▶ **What this task involves**
Retype the material that follows, keeping every word as it is.

▶ **Given records**
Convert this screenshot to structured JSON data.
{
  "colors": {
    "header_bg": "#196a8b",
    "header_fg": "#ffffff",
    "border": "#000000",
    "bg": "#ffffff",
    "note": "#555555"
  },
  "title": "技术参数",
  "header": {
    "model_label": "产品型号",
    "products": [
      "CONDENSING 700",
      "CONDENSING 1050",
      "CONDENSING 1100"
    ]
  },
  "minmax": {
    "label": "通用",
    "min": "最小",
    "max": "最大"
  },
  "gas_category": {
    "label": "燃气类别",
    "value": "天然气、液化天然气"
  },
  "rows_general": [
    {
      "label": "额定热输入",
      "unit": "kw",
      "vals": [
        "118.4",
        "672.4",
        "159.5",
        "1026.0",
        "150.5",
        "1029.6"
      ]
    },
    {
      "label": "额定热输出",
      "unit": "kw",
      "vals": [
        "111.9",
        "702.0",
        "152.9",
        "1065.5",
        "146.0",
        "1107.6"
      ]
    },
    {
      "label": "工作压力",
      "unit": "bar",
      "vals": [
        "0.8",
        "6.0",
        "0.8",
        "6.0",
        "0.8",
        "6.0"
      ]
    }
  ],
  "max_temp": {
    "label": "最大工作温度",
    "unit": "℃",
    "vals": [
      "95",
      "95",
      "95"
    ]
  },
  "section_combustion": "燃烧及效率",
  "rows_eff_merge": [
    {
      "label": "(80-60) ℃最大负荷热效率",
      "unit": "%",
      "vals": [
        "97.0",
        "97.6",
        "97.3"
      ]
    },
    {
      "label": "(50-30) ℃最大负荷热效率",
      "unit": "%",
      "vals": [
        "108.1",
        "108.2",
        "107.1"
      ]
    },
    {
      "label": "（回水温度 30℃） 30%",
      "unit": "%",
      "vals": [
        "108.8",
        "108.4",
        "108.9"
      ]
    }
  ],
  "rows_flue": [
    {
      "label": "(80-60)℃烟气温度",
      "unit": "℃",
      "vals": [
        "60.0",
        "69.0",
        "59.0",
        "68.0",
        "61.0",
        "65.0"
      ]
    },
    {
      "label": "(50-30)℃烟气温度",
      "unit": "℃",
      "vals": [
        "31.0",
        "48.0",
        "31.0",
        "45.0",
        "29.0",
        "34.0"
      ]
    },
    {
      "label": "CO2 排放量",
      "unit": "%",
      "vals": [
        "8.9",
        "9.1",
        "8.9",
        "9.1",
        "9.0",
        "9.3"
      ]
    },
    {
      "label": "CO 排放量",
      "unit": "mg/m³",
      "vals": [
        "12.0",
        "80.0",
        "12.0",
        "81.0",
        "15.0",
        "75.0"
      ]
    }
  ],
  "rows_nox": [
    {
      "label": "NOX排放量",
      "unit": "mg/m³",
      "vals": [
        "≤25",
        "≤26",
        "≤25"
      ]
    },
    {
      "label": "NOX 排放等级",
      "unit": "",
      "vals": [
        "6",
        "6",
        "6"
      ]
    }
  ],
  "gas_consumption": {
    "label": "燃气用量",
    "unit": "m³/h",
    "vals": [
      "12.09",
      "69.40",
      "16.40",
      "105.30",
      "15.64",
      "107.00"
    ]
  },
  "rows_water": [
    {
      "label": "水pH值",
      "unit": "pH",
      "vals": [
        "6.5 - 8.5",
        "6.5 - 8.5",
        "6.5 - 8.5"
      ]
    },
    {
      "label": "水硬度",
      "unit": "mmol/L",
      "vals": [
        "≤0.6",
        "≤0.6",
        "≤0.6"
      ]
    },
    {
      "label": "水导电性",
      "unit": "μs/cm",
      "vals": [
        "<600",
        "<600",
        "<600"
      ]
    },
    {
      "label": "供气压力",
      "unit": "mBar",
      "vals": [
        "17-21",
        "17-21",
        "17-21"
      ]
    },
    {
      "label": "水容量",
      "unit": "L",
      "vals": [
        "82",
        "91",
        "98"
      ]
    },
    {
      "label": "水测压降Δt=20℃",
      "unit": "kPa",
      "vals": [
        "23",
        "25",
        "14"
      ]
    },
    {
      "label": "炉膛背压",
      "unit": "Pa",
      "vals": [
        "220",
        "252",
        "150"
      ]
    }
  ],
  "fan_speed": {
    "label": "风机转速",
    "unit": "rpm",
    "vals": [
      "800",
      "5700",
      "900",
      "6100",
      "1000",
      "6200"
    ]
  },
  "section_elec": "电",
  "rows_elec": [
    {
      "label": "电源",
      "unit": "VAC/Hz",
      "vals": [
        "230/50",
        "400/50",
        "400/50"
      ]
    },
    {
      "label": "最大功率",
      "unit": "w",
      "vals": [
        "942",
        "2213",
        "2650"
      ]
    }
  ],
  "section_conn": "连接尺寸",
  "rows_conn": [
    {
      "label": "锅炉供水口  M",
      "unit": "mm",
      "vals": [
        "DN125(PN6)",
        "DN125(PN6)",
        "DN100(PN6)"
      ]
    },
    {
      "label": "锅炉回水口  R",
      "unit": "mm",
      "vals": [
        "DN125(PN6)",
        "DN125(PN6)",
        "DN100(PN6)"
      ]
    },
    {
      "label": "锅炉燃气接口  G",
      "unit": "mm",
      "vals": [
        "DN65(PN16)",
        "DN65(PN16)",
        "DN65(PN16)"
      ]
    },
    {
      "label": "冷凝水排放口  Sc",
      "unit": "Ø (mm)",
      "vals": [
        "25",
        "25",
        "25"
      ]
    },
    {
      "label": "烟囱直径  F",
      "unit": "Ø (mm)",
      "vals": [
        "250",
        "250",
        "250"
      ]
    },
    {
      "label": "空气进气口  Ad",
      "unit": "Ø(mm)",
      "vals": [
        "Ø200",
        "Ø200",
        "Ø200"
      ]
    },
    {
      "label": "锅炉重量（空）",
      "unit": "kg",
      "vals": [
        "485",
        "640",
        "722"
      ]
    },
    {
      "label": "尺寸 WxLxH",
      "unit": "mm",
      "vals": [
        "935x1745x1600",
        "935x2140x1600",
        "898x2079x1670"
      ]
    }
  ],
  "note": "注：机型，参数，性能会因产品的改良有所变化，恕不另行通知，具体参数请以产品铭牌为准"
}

▶ **Written reply**
Convert this screenshot to structured JSON data.
{
  "colors": {
    "header_bg": "#196a8b",
    "header_fg": "#ffffff",
    "border": "#000000",
    "bg": "#ffffff",
    "note": "#555555"
  },
  "title": "技术参数",
  "header": {
    "model_label": "产品型号",
    "products": [
      "CONDENSING 700",
      "CONDENSING 1050",
      "CONDENSING 1100"
    ]
  },
  "minmax": {
    "label": "通用",
    "min": "最小",
    "max": "最大"
  },
  "gas_category": {
    "label": "燃气类别",
    "value": "天然气、液化天然气"
  },
  "rows_general": [
    {
      "label": "额定热输入",
      "unit": "kw",
      "vals": [
        "118.4",
        "672.4",
        "159.5",
        "1026.0",
        "150.5",
        "1029.6"
      ]
    },
    {
      "label": "额定热输出",
      "unit": "kw",
      "vals": [
        "111.9",
        "702.0",
        "152.9",
        "1065.5",
        "146.0",
        "1107.6"
      ]
    },
    {
      "label": "工作压力",
      "unit": "bar",
      "vals": [
        "0.8",
        "6.0",
        "0.8",
        "6.0",
        "0.8",
        "6.0"
      ]
    }
  ],
  "max_temp": {
    "label": "最大工作温度",
    "unit": "℃",
    "vals": [
      "95",
      "95",
      "95"
    ]
  },
  "section_combustion": "燃烧及效率",
  "rows_eff_merge": [
    {
      "label": "(80-60) ℃最大负荷热效率",
      "unit": "%",
      "vals": [
        "97.0",
        "97.6",
        "97.3"
      ]
    },
    {
      "label": "(50-30) ℃最大负荷热效率",
      "unit": "%",
      "vals": [
        "108.1",
        "108.2",
        "107.1"
      ]
    },
    {
      "label": "（回水温度 30℃） 30%",
      "unit": "%",
      "vals": [
        "108.8",
        "108.4",
        "108.9"
      ]
    }
  ],
  "rows_flue": [
    {
      "label": "(80-60)℃烟气温度",
      "unit": "℃",
      "vals": [
        "60.0",
        "69.0",
        "59.0",
        "68.0",
        "61.0",
        "65.0"
      ]
    },
    {
      "label": "(50-30)℃烟气温度",
      "unit": "℃",
      "vals": [
        "31.0",
        "48.0",
        "31.0",
        "45.0",
        "29.0",
        "34.0"
      ]
    },
    {
      "label": "CO2 排放量",
      "unit": "%",
      "vals": [
        "8.9",
        "9.1",
        "8.9",
        "9.1",
        "9.0",
        "9.3"
      ]
    },
    {
      "label": "CO 排放量",
      "unit": "mg/m³",
      "vals": [
        "12.0",
        "80.0",
        "12.0",
        "81.0",
        "15.0",
        "75.0"
      ]
    }
  ],
  "rows_nox": [
    {
      "label": "NOX排放量",
      "unit": "mg/m³",
      "vals": [
        "≤25",
        "≤26",
        "≤25"
      ]
    },
    {
      "label": "NOX 排放等级",
      "unit": "",
      "vals": [
        "6",
        "6",
        "6"
      ]
    }
  ],
  "gas_consumption": {
    "label": "燃气用量",
    "unit": "m³/h",
    "vals": [
      "12.09",
      "69.40",
      "16.40",
      "105.30",
      "15.64",
      "107.00"
    ]
  },
  "rows_water": [
    {
      "label": "水pH值",
      "unit": "pH",
      "vals": [
        "6.5 - 8.5",
        "6.5 - 8.5",
        "6.5 - 8.5"
      ]
    },
    {
      "label": "水硬度",
      "unit": "mmol/L",
      "vals": [
        "≤0.6",
        "≤0.6",
        "≤0.6"
      ]
    },
    {
      "label": "水导电性",
      "unit": "μs/cm",
      "vals": [
        "<600",
        "<600",
        "<600"
      ]
    },
    {
      "label": "供气压力",
      "unit": "mBar",
      "vals": [
        "17-21",
        "17-21",
        "17-21"
      ]
    },
    {
      "label": "水容量",
      "unit": "L",
      "vals": [
        "82",
        "91",
        "98"
      ]
    },
    {
      "label": "水测压降Δt=20℃",
      "unit": "kPa",
      "vals": [
        "23",
        "25",
        "14"
      ]
    },
    {
      "label": "炉膛背压",
      "unit": "Pa",
      "vals": [
        "220",
        "252",
        "150"
      ]
    }
  ],
  "fan_speed": {
    "label": "风机转速",
    "unit": "rpm",
    "vals": [
      "800",
      "5700",
      "900",
      "6100",
      "1000",
      "6200"
    ]
  },
  "section_elec": "电",
  "rows_elec": [
    {
      "label": "电源",
      "unit": "VAC/Hz",
      "vals": [
        "230/50",
        "400/50",
        "400/50"
      ]
    },
    {
      "label": "最大功率",
      "unit": "w",
      "vals": [
        "942",
        "2213",
        "2650"
      ]
    }
  ],
  "section_conn": "连接尺寸",
  "rows_conn": [
    {
      "label": "锅炉供水口  M",
      "unit": "mm",
      "vals": [
        "DN125(PN6)",
        "DN125(PN6)",
        "DN100(PN6)"
      ]
    },
    {
      "label": "锅炉回水口  R",
      "unit": "mm",
      "vals": [
        "DN125(PN6)",
        "DN125(PN6)",
        "DN100(PN6)"
      ]
    },
    {
      "label": "锅炉燃气接口  G",
      "unit": "mm",
      "vals": [
        "DN65(PN16)",
        "DN65(PN16)",
        "DN65(PN16)"
      ]
    },
    {
      "label": "冷凝水排放口  Sc",
      "unit": "Ø (mm)",
      "vals": [
        "25",
        "25",
        "25"
      ]
    },
    {
      "label": "烟囱直径  F",
      "unit": "Ø (mm)",
      "vals": [
        "250",
        "250",
        "250"
      ]
    },
    {
      "label": "空气进气口  Ad",
      "unit": "Ø(mm)",
      "vals": [
        "Ø200",
        "Ø200",
        "Ø200"
      ]
    },
    {
      "label": "锅炉重量（空）",
      "unit": "kg",
      "vals": [
        "485",
        "640",
        "722"
      ]
    },
    {
      "label": "尺寸 WxLxH",
      "unit": "mm",
      "vals": [
        "935x1745x1600",
        "935x2140x1600",
        "898x2079x1670"
      ]
    }
  ],
  "note": "注：机型，参数，性能会因产品的改良有所变化，恕不另行通知，具体参数请以产品铭牌为准"
}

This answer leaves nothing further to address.